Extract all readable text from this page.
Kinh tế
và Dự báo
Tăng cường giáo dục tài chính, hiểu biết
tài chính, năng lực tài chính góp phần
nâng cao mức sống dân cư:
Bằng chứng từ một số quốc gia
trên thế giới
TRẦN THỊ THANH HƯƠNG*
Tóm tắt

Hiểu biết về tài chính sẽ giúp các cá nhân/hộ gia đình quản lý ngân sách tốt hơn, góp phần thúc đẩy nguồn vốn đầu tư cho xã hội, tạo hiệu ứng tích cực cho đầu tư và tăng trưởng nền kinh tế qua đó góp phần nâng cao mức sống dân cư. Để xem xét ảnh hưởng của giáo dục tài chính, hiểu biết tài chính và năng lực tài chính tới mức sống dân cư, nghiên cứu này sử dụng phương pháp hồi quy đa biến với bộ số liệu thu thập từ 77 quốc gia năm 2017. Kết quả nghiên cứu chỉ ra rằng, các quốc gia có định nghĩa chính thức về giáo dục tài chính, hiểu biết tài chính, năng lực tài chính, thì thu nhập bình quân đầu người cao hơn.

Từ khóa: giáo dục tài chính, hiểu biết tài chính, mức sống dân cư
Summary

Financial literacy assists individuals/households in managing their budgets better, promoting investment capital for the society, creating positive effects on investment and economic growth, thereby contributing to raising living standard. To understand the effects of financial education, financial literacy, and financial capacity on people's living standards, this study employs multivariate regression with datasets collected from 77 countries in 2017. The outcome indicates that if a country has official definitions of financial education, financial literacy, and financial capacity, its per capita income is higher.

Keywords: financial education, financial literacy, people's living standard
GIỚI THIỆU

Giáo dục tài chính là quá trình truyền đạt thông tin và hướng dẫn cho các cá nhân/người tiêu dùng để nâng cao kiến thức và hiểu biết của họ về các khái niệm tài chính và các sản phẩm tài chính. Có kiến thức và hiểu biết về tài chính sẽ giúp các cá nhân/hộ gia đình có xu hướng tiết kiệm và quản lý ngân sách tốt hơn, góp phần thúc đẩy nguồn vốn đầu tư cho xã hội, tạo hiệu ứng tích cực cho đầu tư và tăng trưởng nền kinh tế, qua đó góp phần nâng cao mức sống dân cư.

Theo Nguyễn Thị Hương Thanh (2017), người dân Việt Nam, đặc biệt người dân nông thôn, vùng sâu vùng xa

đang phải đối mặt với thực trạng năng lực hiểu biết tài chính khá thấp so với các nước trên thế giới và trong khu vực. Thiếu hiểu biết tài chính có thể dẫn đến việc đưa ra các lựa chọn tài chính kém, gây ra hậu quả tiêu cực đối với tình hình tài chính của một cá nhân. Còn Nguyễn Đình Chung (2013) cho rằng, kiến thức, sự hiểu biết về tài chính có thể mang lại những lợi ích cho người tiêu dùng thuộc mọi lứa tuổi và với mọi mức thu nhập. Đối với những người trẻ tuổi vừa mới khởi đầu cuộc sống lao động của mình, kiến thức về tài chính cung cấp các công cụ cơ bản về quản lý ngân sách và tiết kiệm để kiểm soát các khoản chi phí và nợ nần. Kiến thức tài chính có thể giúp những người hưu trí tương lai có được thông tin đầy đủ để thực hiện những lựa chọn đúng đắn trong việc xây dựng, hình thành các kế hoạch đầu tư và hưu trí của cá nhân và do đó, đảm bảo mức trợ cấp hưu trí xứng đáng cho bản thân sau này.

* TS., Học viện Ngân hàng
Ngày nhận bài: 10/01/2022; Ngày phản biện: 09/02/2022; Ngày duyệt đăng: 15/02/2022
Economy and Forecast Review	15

## Given instruction
Using the listing above, return all lines where the word "literacy" occurs.

## Finished answer
Financial literacy assists individuals/households in managing their budgets better, promoting investment capital for the society, creating positive effects on investment and economic growth, thereby contributing to raising living standard. To understand the effects of financial education, financial literacy, and financial capacity on people's living standards, this study employs multivariate regression with datasets collected from 77 countries in 2017. The outcome indicates that if a country has official definitions of financial education, financial literacy, and financial capacity, its per capita income is higher.
Keywords: financial education, financial literacy, people's living standard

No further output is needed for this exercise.